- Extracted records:
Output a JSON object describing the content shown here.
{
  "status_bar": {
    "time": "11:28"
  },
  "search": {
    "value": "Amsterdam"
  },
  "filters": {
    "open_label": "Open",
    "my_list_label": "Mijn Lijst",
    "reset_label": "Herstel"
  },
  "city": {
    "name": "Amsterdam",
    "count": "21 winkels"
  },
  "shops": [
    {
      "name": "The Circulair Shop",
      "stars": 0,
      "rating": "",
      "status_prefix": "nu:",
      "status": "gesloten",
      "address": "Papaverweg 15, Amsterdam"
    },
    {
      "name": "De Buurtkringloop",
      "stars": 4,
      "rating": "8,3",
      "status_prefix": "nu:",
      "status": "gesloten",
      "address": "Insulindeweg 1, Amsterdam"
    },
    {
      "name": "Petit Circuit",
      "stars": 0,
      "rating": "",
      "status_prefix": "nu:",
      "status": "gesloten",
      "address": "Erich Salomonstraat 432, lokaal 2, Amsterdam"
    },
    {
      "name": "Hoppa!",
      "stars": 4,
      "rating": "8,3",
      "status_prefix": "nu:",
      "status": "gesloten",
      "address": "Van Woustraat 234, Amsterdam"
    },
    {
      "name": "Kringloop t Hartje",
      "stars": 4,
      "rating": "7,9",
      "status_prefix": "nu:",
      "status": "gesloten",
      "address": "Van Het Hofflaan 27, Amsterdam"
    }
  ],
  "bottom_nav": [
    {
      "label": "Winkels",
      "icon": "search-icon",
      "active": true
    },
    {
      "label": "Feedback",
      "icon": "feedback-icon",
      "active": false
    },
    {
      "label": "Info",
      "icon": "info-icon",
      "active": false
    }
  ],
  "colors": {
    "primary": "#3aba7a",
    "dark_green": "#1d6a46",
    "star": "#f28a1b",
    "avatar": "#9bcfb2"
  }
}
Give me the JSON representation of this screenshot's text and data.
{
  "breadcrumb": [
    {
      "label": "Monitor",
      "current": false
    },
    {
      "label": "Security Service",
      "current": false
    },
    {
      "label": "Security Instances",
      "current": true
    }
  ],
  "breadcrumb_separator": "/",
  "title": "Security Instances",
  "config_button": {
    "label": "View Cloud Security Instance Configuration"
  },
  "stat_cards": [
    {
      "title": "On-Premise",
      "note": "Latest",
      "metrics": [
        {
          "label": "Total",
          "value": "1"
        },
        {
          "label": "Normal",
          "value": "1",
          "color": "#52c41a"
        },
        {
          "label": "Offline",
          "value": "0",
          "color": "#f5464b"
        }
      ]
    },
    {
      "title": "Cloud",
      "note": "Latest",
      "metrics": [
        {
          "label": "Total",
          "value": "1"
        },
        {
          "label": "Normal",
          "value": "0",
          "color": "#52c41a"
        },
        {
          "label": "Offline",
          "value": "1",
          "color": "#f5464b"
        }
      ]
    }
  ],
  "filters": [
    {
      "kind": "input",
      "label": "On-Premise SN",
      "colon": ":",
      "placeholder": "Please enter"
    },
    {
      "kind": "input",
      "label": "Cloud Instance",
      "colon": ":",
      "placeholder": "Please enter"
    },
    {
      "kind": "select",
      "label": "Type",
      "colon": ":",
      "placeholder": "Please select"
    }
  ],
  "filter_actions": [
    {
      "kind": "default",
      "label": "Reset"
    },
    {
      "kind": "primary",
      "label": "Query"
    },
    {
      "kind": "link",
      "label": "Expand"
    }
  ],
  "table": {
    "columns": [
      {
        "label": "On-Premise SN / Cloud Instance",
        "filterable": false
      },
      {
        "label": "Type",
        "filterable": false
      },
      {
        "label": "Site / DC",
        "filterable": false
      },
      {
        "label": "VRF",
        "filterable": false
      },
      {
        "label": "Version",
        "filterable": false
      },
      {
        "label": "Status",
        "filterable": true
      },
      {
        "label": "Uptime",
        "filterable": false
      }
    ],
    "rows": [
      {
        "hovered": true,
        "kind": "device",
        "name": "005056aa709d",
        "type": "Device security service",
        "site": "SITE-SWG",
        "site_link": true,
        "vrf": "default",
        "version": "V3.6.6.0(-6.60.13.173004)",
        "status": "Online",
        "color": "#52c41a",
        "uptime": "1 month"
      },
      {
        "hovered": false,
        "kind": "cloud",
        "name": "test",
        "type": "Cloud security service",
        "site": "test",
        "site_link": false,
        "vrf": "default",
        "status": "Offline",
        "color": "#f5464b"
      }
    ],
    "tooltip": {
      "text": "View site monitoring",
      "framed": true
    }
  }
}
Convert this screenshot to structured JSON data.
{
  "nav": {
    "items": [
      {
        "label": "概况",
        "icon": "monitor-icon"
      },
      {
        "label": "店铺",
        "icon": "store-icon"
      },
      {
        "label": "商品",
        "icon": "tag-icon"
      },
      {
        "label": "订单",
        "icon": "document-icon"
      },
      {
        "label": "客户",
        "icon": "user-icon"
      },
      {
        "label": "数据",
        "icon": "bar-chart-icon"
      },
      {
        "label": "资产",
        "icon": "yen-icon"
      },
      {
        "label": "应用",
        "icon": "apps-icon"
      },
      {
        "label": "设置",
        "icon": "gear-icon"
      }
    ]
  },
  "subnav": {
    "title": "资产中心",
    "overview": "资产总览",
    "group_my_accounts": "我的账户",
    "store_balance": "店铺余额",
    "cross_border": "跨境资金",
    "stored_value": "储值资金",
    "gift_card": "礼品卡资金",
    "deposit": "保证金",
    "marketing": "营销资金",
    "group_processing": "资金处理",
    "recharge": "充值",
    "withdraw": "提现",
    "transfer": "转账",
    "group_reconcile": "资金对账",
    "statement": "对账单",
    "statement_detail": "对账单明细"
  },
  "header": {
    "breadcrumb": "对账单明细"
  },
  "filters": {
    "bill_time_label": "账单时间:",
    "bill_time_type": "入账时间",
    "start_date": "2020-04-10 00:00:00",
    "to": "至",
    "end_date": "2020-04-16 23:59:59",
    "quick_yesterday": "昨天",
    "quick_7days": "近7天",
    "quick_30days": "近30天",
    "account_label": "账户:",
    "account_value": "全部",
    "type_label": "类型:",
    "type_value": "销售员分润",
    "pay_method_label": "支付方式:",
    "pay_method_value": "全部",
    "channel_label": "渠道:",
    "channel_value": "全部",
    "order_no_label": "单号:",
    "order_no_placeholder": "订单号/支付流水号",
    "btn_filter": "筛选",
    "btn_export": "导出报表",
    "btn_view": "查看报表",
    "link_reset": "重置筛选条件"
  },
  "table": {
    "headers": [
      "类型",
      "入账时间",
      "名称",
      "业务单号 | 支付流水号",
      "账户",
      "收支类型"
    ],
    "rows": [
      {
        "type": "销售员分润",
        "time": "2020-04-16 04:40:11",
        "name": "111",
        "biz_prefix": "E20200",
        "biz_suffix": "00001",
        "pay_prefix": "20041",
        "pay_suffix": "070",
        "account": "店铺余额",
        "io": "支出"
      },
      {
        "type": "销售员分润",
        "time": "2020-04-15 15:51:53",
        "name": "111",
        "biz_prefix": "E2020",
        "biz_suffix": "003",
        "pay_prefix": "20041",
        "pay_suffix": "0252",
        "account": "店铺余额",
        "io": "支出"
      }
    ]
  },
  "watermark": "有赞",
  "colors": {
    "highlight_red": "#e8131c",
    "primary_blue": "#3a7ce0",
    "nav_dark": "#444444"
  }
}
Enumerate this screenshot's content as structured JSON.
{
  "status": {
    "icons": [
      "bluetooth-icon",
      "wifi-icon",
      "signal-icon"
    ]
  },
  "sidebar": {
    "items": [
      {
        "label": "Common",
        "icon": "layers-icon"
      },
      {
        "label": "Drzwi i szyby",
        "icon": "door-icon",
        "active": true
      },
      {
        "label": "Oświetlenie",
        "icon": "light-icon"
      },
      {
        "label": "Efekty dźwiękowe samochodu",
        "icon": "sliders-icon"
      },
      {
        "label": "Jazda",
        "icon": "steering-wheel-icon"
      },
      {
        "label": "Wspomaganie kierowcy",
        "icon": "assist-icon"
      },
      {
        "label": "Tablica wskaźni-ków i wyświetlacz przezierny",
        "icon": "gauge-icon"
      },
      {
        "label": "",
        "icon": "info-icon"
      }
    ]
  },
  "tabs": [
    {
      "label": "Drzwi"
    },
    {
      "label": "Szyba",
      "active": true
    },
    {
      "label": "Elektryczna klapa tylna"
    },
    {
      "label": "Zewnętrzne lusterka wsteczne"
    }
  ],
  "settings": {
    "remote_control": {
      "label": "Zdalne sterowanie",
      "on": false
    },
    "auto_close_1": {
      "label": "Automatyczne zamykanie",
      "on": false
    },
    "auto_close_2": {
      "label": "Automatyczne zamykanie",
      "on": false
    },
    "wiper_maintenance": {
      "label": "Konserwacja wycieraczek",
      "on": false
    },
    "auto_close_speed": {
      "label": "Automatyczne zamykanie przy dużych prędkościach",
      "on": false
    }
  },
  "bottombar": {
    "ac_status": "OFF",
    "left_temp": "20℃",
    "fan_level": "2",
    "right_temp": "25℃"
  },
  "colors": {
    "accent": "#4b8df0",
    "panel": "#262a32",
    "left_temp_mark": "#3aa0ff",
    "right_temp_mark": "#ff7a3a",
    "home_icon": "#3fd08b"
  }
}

- Exercise objective: Copy each line above that contains the string "JSON".

- Output of the exercise:
Output a JSON object describing the content shown here.
Give me the JSON representation of this screenshot's text and data.
Convert this screenshot to structured JSON data.
Enumerate this screenshot's content as structured JSON.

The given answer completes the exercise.